Stated exercise:
Copy the lines below, starting at the line containing "ion_spectrogram-cell xyxy=(661,595,667,599)" and ending at the line containing "ion_spectrogram-cell xyxy=(398,649,405,652)", both included.

begin

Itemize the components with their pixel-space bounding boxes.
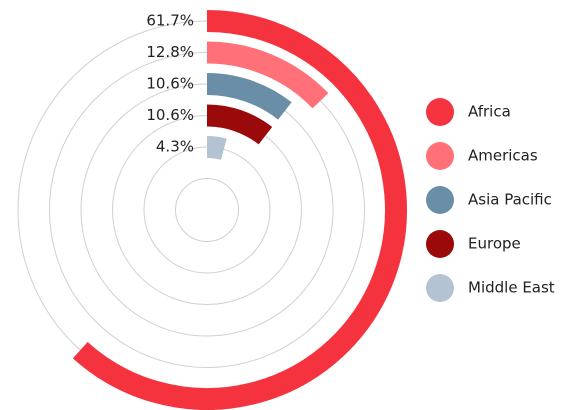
legend-label: Europe — [468, 235, 521, 253]
legend-swatch — [426, 230, 454, 258]
legend-label: Middle East — [468, 279, 555, 297]
legend-label: Asia Pacific — [468, 191, 552, 209]
track — [143, 146, 271, 274]
legend-swatch — [426, 98, 454, 126]
legend-label: Africa — [468, 103, 511, 121]
radial-bar — [206, 73, 292, 120]
legend-swatch — [426, 186, 454, 214]
legend-label: Americas — [468, 147, 538, 165]
radial-bar — [206, 41, 329, 109]
radial-bar — [206, 136, 227, 160]
radial-bar — [72, 10, 407, 410]
value-label: 10.6% — [146, 75, 194, 93]
value-label: 10.6% — [146, 106, 194, 124]
track — [175, 178, 239, 242]
value-label: 4.3% — [156, 138, 194, 156]
radial-bar — [206, 104, 273, 145]
track — [112, 115, 302, 305]
legend-swatch — [426, 274, 454, 302]
legend-swatch — [426, 142, 454, 170]
value-label: 12.8% — [146, 43, 194, 61]
value-label: 61.7% — [146, 12, 194, 30]
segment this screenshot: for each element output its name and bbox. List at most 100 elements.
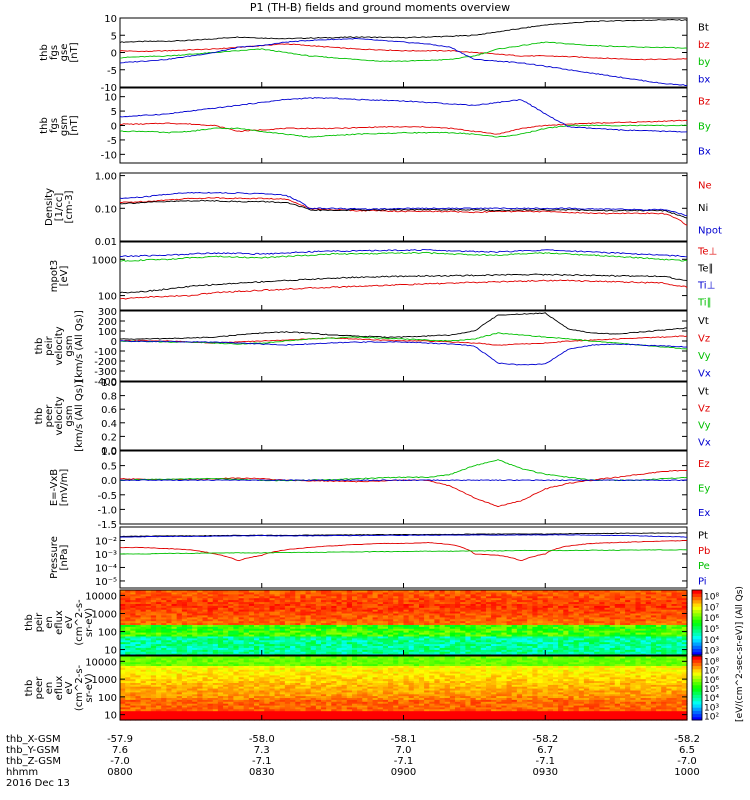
ion_spectrogram-cell xyxy=(661,595,667,599)
ion_spectrogram-cell xyxy=(444,630,451,633)
ion_spectrogram-cell xyxy=(563,635,570,639)
ion_spectrogram-cell xyxy=(388,618,394,622)
ion_spectrogram-cell xyxy=(274,647,281,650)
ion_spectrogram-cell xyxy=(635,618,642,622)
ion_spectrogram-cell xyxy=(547,634,554,637)
electron_spectrogram-cell xyxy=(207,693,214,697)
ion_spectrogram-cell xyxy=(228,649,234,652)
ion_spectrogram-cell xyxy=(547,630,554,633)
ion_spectrogram-cell xyxy=(398,649,405,652)
electron_spectrogram-cell xyxy=(130,718,137,721)
electron_spectrogram-cell xyxy=(135,682,142,685)
ion_spectrogram-cell xyxy=(656,603,662,606)
electron_spectrogram-cell xyxy=(243,671,250,674)
ion_spectrogram-cell xyxy=(238,611,245,614)
ion_spectrogram-cell xyxy=(532,597,539,601)
ion_spectrogram-cell xyxy=(223,597,229,601)
ion_spectrogram-cell xyxy=(620,618,626,622)
ion_spectrogram-cell xyxy=(305,611,312,614)
ion_spectrogram-cell xyxy=(506,632,513,635)
ion_spectrogram-cell xyxy=(233,651,240,654)
ion_spectrogram-cell xyxy=(537,632,544,635)
temperature-series-2 xyxy=(119,249,688,258)
ion_spectrogram-cell xyxy=(259,593,265,597)
ion_spectrogram-cell xyxy=(475,607,482,610)
ion_spectrogram-cell xyxy=(145,591,152,595)
ion_spectrogram-cell xyxy=(429,614,436,618)
ion_spectrogram-cell xyxy=(326,597,332,601)
ion_spectrogram-cell xyxy=(594,590,600,593)
ion_spectrogram-cell xyxy=(300,635,307,639)
ion_spectrogram-cell xyxy=(506,616,513,620)
ion_spectrogram-cell xyxy=(331,653,338,656)
ion_spectrogram-cell xyxy=(480,635,487,639)
ion_spectrogram-cell xyxy=(516,612,523,616)
electron_spectrogram-cell xyxy=(243,710,250,714)
ion_spectrogram-cell xyxy=(233,620,240,624)
electron_spectrogram-cell xyxy=(156,671,162,674)
ion_spectrogram-cell xyxy=(547,651,554,654)
ion_spectrogram-cell xyxy=(145,611,152,614)
electron_spectrogram-cell xyxy=(212,718,219,721)
ion_spectrogram-cell xyxy=(578,645,585,648)
ion_spectrogram-cell xyxy=(506,612,513,616)
ion_spectrogram-cell xyxy=(202,591,209,595)
ion_spectrogram-cell xyxy=(336,614,343,618)
ion_spectrogram-cell xyxy=(599,616,606,620)
ion_spectrogram-cell xyxy=(290,653,296,656)
ion_spectrogram-cell xyxy=(382,628,389,631)
ion_spectrogram-cell xyxy=(681,603,688,606)
ion_spectrogram-cell xyxy=(212,624,219,627)
ion_spectrogram-cell xyxy=(326,618,332,622)
ion_spectrogram-cell xyxy=(537,609,544,612)
ion_velocity-line-Vz xyxy=(119,335,688,346)
ion_spectrogram-cell xyxy=(362,628,369,631)
ion_spectrogram-cell xyxy=(321,597,327,601)
ion_spectrogram-cell xyxy=(181,622,188,625)
electron_spectrogram-cell xyxy=(130,669,137,672)
ion_spectrogram-cell xyxy=(284,591,291,595)
ion_spectrogram-cell xyxy=(429,624,436,627)
ion_spectrogram-cell xyxy=(413,620,420,624)
ion_spectrogram-cell xyxy=(573,635,580,639)
ion_spectrogram-cell xyxy=(434,607,441,610)
ion_spectrogram-cell xyxy=(516,599,523,603)
ion_spectrogram-cell xyxy=(671,649,678,652)
ion_spectrogram-cell xyxy=(238,620,245,624)
ion_spectrogram-cell xyxy=(336,622,343,625)
electron_spectrogram-cell xyxy=(120,704,126,708)
ion_spectrogram-cell xyxy=(486,630,492,633)
ion_spectrogram-cell xyxy=(187,609,193,612)
electron_spectrogram-cell xyxy=(125,682,131,685)
ion_spectrogram-cell xyxy=(140,647,147,650)
ion_spectrogram-cell xyxy=(346,605,353,608)
electron_spectrogram-cell xyxy=(243,693,250,697)
electron_spectrogram-cell xyxy=(140,678,147,682)
ion_spectrogram-cell xyxy=(666,649,673,652)
electron_spectrogram-cell xyxy=(197,669,204,672)
ion_spectrogram-cell xyxy=(419,614,425,618)
ion_spectrogram-cell xyxy=(166,620,173,624)
electron_spectrogram-cell xyxy=(161,712,167,715)
ion_spectrogram-cell xyxy=(527,612,533,616)
ion_spectrogram-cell xyxy=(465,643,472,646)
ion_spectrogram-cell xyxy=(609,591,616,595)
ion_spectrogram-cell xyxy=(444,599,451,603)
ion_spectrogram-cell xyxy=(176,639,183,643)
ion_spectrogram-cell xyxy=(599,630,606,633)
electron_spectrogram-cell xyxy=(212,688,219,691)
ion_spectrogram-cell xyxy=(439,609,446,612)
ion_velocity-series-3 xyxy=(119,340,688,366)
ion_spectrogram-cell xyxy=(413,632,420,635)
ion_spectrogram-cell xyxy=(434,651,441,654)
ion_spectrogram-cell xyxy=(625,653,631,656)
ion_spectrogram-cell xyxy=(321,645,327,648)
ion_spectrogram-cell xyxy=(161,614,167,618)
ion_spectrogram-cell xyxy=(460,595,466,599)
ion_spectrogram-cell xyxy=(382,609,389,612)
electron_spectrogram-cell xyxy=(130,712,137,715)
ion_spectrogram-cell xyxy=(676,651,683,654)
ion_spectrogram-cell xyxy=(336,626,343,629)
ion_spectrogram-cell xyxy=(558,611,564,614)
ion_spectrogram-cell xyxy=(449,622,456,625)
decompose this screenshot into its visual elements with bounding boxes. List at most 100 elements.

end

Response to this task:
ion_spectrogram-cell xyxy=(661,595,667,599)
ion_spectrogram-cell xyxy=(444,630,451,633)
ion_spectrogram-cell xyxy=(563,635,570,639)
ion_spectrogram-cell xyxy=(388,618,394,622)
ion_spectrogram-cell xyxy=(274,647,281,650)
ion_spectrogram-cell xyxy=(635,618,642,622)
ion_spectrogram-cell xyxy=(547,634,554,637)
electron_spectrogram-cell xyxy=(207,693,214,697)
ion_spectrogram-cell xyxy=(228,649,234,652)
ion_spectrogram-cell xyxy=(547,630,554,633)
ion_spectrogram-cell xyxy=(398,649,405,652)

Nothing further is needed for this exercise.